▸ Task statement:
Each entry below is to be duplicated verbatim.

Listing start

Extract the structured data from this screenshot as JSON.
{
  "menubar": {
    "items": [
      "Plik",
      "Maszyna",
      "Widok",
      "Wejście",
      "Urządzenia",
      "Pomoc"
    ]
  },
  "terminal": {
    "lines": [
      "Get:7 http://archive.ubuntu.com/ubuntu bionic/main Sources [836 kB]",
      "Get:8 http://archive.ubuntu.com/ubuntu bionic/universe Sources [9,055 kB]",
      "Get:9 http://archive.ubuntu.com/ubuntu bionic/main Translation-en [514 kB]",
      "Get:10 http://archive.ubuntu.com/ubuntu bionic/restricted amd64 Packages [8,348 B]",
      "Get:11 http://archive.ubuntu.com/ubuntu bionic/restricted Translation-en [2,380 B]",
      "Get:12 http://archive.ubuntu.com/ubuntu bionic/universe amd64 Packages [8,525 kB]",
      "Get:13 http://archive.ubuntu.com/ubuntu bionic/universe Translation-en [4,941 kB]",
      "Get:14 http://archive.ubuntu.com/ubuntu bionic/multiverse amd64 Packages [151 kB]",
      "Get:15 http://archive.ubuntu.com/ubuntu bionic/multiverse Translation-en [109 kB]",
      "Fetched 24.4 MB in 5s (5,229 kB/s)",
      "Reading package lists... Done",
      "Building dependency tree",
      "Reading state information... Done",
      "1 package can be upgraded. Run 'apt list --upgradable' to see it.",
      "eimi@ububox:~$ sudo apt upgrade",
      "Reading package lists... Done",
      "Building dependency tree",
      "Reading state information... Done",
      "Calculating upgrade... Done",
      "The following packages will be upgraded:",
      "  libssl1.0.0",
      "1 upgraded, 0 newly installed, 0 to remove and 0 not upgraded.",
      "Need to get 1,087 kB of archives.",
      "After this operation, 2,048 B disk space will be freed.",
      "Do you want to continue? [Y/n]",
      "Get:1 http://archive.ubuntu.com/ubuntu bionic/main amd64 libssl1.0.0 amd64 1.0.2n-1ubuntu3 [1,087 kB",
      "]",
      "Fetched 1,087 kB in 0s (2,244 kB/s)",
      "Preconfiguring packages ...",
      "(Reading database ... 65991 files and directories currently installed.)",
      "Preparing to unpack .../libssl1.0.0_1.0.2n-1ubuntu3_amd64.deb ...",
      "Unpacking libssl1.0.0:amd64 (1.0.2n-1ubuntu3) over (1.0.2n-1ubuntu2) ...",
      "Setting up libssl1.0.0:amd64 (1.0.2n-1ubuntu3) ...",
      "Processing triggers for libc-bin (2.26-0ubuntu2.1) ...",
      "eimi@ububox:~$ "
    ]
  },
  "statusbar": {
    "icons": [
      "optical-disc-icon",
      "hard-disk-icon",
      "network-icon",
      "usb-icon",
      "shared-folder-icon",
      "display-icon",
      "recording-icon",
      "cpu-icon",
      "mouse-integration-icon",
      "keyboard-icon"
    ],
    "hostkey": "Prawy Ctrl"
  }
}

Listing end

▸ Answer in full:
Extract the structured data from this screenshot as JSON.
{
  "menubar": {
    "items": [
      "Plik",
      "Maszyna",
      "Widok",
      "Wejście",
      "Urządzenia",
      "Pomoc"
    ]
  },
  "terminal": {
    "lines": [
      "Get:7 http://archive.ubuntu.com/ubuntu bionic/main Sources [836 kB]",
      "Get:8 http://archive.ubuntu.com/ubuntu bionic/universe Sources [9,055 kB]",
      "Get:9 http://archive.ubuntu.com/ubuntu bionic/main Translation-en [514 kB]",
      "Get:10 http://archive.ubuntu.com/ubuntu bionic/restricted amd64 Packages [8,348 B]",
      "Get:11 http://archive.ubuntu.com/ubuntu bionic/restricted Translation-en [2,380 B]",
      "Get:12 http://archive.ubuntu.com/ubuntu bionic/universe amd64 Packages [8,525 kB]",
      "Get:13 http://archive.ubuntu.com/ubuntu bionic/universe Translation-en [4,941 kB]",
      "Get:14 http://archive.ubuntu.com/ubuntu bionic/multiverse amd64 Packages [151 kB]",
      "Get:15 http://archive.ubuntu.com/ubuntu bionic/multiverse Translation-en [109 kB]",
      "Fetched 24.4 MB in 5s (5,229 kB/s)",
      "Reading package lists... Done",
      "Building dependency tree",
      "Reading state information... Done",
      "1 package can be upgraded. Run 'apt list --upgradable' to see it.",
      "eimi@ububox:~$ sudo apt upgrade",
      "Reading package lists... Done",
      "Building dependency tree",
      "Reading state information... Done",
      "Calculating upgrade... Done",
      "The following packages will be upgraded:",
      "  libssl1.0.0",
      "1 upgraded, 0 newly installed, 0 to remove and 0 not upgraded.",
      "Need to get 1,087 kB of archives.",
      "After this operation, 2,048 B disk space will be freed.",
      "Do you want to continue? [Y/n]",
      "Get:1 http://archive.ubuntu.com/ubuntu bionic/main amd64 libssl1.0.0 amd64 1.0.2n-1ubuntu3 [1,087 kB",
      "]",
      "Fetched 1,087 kB in 0s (2,244 kB/s)",
      "Preconfiguring packages ...",
      "(Reading database ... 65991 files and directories currently installed.)",
      "Preparing to unpack .../libssl1.0.0_1.0.2n-1ubuntu3_amd64.deb ...",
      "Unpacking libssl1.0.0:amd64 (1.0.2n-1ubuntu3) over (1.0.2n-1ubuntu2) ...",
      "Setting up libssl1.0.0:amd64 (1.0.2n-1ubuntu3) ...",
      "Processing triggers for libc-bin (2.26-0ubuntu2.1) ...",
      "eimi@ububox:~$ "
    ]
  },
  "statusbar": {
    "icons": [
      "optical-disc-icon",
      "hard-disk-icon",
      "network-icon",
      "usb-icon",
      "shared-folder-icon",
      "display-icon",
      "recording-icon",
      "cpu-icon",
      "mouse-integration-icon",
      "keyboard-icon"
    ],
    "hostkey": "Prawy Ctrl"
  }
}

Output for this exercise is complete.